**Exercise**
Search the material for "недвижимости" and show all lines that contain it.

Stored records:
┄┄┄┄┄┄
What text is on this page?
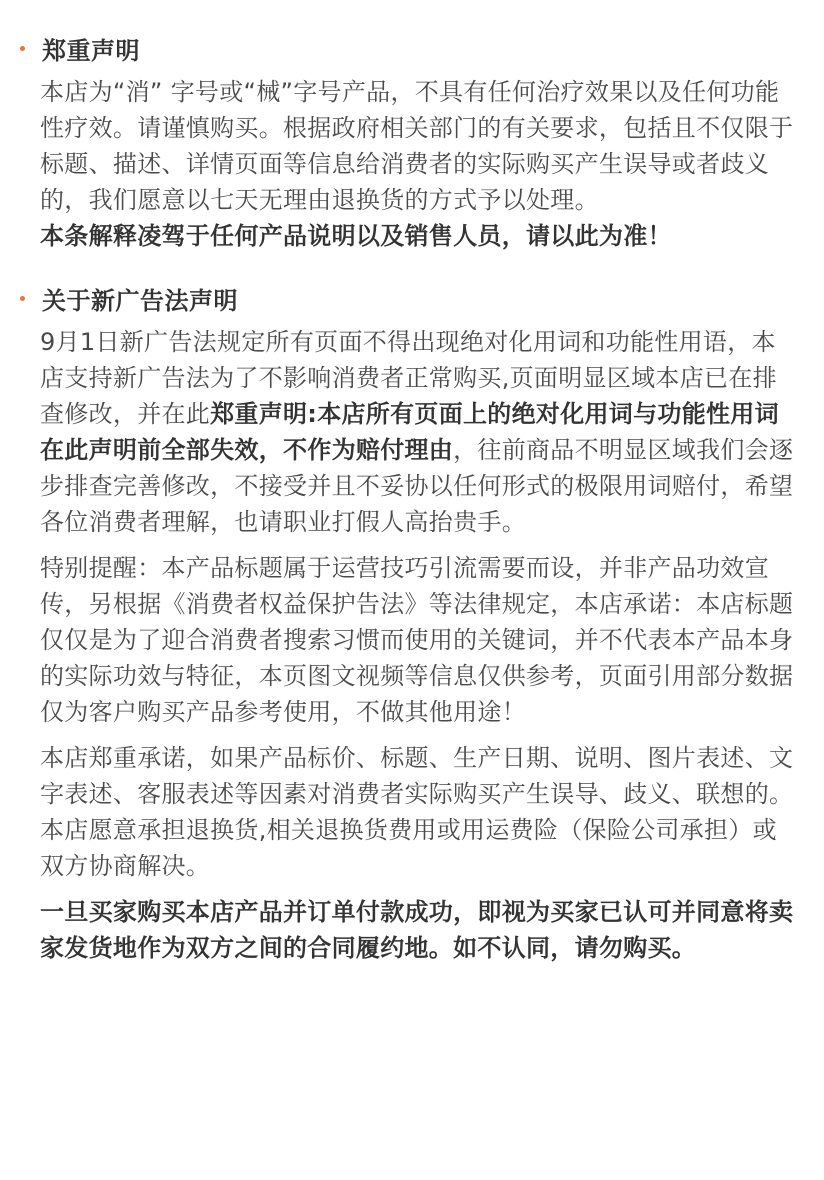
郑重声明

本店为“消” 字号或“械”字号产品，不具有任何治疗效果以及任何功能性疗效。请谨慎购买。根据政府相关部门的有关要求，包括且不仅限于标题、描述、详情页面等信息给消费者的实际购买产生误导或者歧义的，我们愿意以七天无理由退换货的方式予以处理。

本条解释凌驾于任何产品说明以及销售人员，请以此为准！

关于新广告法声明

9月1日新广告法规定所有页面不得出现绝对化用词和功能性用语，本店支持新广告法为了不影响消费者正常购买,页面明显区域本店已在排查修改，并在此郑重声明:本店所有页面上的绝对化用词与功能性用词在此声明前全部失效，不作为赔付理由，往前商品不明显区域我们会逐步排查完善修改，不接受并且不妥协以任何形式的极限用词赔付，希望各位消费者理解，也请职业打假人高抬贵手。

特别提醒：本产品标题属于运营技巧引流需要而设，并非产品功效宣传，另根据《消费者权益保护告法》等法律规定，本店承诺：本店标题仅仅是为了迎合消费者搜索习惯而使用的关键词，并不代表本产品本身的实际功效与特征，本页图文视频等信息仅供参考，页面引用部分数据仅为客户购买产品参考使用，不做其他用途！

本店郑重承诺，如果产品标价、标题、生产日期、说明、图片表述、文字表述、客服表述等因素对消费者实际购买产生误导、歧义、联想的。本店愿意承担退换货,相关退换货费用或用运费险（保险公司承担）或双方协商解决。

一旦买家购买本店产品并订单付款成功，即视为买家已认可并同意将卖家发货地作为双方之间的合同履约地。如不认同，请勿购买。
┄┄┄┄┄┄
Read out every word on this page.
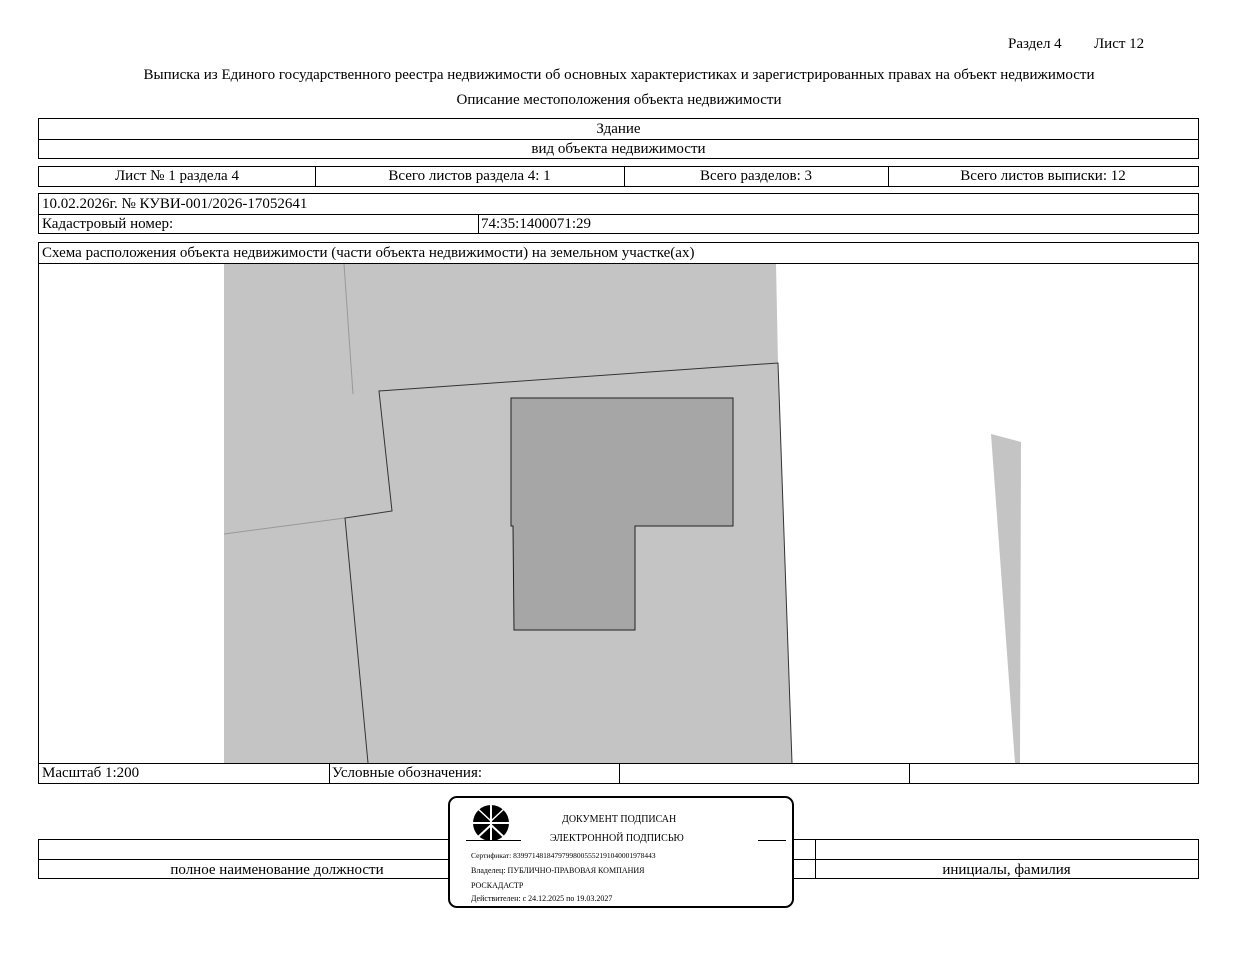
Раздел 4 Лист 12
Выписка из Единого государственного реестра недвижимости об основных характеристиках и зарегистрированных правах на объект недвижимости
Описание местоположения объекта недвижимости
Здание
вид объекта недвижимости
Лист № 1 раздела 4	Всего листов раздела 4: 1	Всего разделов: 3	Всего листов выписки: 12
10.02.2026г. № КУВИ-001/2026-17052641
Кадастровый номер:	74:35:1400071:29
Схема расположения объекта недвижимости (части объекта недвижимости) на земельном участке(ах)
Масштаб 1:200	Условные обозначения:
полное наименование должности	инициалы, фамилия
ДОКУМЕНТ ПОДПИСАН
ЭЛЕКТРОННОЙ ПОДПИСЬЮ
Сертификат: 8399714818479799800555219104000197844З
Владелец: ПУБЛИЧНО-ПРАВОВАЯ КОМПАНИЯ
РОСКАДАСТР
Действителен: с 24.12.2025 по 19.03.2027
┄┄┄┄┄┄
**Answer to this exercise**
Выписка из Единого государственного реестра недвижимости об основных характеристиках и зарегистрированных правах на объект недвижимости
Описание местоположения объекта недвижимости
вид объекта недвижимости
Схема расположения объекта недвижимости (части объекта недвижимости) на земельном участке(ах)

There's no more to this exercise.